• [Work to complete]:
Retype all of the entries word for word.

Records from a collection of figures

------

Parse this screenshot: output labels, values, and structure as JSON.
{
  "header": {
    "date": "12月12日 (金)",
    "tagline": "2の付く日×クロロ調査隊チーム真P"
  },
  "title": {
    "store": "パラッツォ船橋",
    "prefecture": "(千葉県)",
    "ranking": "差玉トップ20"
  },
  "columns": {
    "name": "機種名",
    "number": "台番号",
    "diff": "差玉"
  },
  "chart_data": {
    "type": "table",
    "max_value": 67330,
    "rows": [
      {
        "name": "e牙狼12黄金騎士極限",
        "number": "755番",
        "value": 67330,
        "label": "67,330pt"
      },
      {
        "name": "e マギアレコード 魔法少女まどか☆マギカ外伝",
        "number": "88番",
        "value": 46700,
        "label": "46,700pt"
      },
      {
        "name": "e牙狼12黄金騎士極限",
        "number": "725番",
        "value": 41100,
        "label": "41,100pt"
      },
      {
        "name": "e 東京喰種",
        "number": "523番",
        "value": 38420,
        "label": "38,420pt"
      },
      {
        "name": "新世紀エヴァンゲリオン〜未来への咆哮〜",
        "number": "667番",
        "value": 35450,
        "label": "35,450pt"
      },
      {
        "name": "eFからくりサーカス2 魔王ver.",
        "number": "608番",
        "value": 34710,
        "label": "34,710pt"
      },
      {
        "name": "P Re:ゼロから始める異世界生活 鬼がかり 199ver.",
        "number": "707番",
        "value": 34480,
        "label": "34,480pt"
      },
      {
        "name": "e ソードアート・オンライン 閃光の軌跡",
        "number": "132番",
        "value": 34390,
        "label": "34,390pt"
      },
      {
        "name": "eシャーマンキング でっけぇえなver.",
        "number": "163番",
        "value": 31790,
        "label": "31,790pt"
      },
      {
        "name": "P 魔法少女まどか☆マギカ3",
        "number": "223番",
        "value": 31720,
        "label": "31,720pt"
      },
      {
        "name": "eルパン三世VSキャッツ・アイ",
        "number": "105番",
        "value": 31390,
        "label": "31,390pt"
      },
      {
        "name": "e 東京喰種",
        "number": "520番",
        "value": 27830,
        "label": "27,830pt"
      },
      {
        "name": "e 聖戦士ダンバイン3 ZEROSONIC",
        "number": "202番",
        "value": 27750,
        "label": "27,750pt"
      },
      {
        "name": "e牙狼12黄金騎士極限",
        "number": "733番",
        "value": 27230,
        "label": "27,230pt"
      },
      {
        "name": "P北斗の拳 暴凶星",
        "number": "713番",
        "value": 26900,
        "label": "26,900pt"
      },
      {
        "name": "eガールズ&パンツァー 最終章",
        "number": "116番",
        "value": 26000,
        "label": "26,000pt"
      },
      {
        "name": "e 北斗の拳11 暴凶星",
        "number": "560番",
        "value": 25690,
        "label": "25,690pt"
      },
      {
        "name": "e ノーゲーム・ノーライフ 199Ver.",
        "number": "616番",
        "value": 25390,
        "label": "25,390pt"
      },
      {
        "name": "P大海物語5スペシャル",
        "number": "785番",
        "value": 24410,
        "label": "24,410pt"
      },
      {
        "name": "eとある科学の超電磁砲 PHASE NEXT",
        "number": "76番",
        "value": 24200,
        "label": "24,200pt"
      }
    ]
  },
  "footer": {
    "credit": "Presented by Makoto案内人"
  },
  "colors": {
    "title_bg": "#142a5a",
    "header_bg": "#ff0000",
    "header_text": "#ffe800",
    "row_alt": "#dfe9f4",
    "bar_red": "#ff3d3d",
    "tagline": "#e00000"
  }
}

------

• [Response]:
Parse this screenshot: output labels, values, and structure as JSON.
{
  "header": {
    "date": "12月12日 (金)",
    "tagline": "2の付く日×クロロ調査隊チーム真P"
  },
  "title": {
    "store": "パラッツォ船橋",
    "prefecture": "(千葉県)",
    "ranking": "差玉トップ20"
  },
  "columns": {
    "name": "機種名",
    "number": "台番号",
    "diff": "差玉"
  },
  "chart_data": {
    "type": "table",
    "max_value": 67330,
    "rows": [
      {
        "name": "e牙狼12黄金騎士極限",
        "number": "755番",
        "value": 67330,
        "label": "67,330pt"
      },
      {
        "name": "e マギアレコード 魔法少女まどか☆マギカ外伝",
        "number": "88番",
        "value": 46700,
        "label": "46,700pt"
      },
      {
        "name": "e牙狼12黄金騎士極限",
        "number": "725番",
        "value": 41100,
        "label": "41,100pt"
      },
      {
        "name": "e 東京喰種",
        "number": "523番",
        "value": 38420,
        "label": "38,420pt"
      },
      {
        "name": "新世紀エヴァンゲリオン〜未来への咆哮〜",
        "number": "667番",
        "value": 35450,
        "label": "35,450pt"
      },
      {
        "name": "eFからくりサーカス2 魔王ver.",
        "number": "608番",
        "value": 34710,
        "label": "34,710pt"
      },
      {
        "name": "P Re:ゼロから始める異世界生活 鬼がかり 199ver.",
        "number": "707番",
        "value": 34480,
        "label": "34,480pt"
      },
      {
        "name": "e ソードアート・オンライン 閃光の軌跡",
        "number": "132番",
        "value": 34390,
        "label": "34,390pt"
      },
      {
        "name": "eシャーマンキング でっけぇえなver.",
        "number": "163番",
        "value": 31790,
        "label": "31,790pt"
      },
      {
        "name": "P 魔法少女まどか☆マギカ3",
        "number": "223番",
        "value": 31720,
        "label": "31,720pt"
      },
      {
        "name": "eルパン三世VSキャッツ・アイ",
        "number": "105番",
        "value": 31390,
        "label": "31,390pt"
      },
      {
        "name": "e 東京喰種",
        "number": "520番",
        "value": 27830,
        "label": "27,830pt"
      },
      {
        "name": "e 聖戦士ダンバイン3 ZEROSONIC",
        "number": "202番",
        "value": 27750,
        "label": "27,750pt"
      },
      {
        "name": "e牙狼12黄金騎士極限",
        "number": "733番",
        "value": 27230,
        "label": "27,230pt"
      },
      {
        "name": "P北斗の拳 暴凶星",
        "number": "713番",
        "value": 26900,
        "label": "26,900pt"
      },
      {
        "name": "eガールズ&パンツァー 最終章",
        "number": "116番",
        "value": 26000,
        "label": "26,000pt"
      },
      {
        "name": "e 北斗の拳11 暴凶星",
        "number": "560番",
        "value": 25690,
        "label": "25,690pt"
      },
      {
        "name": "e ノーゲーム・ノーライフ 199Ver.",
        "number": "616番",
        "value": 25390,
        "label": "25,390pt"
      },
      {
        "name": "P大海物語5スペシャル",
        "number": "785番",
        "value": 24410,
        "label": "24,410pt"
      },
      {
        "name": "eとある科学の超電磁砲 PHASE NEXT",
        "number": "76番",
        "value": 24200,
        "label": "24,200pt"
      }
    ]
  },
  "footer": {
    "credit": "Presented by Makoto案内人"
  },
  "colors": {
    "title_bg": "#142a5a",
    "header_bg": "#ff0000",
    "header_text": "#ffe800",
    "row_alt": "#dfe9f4",
    "bar_red": "#ff3d3d",
    "tagline": "#e00000"
  }
}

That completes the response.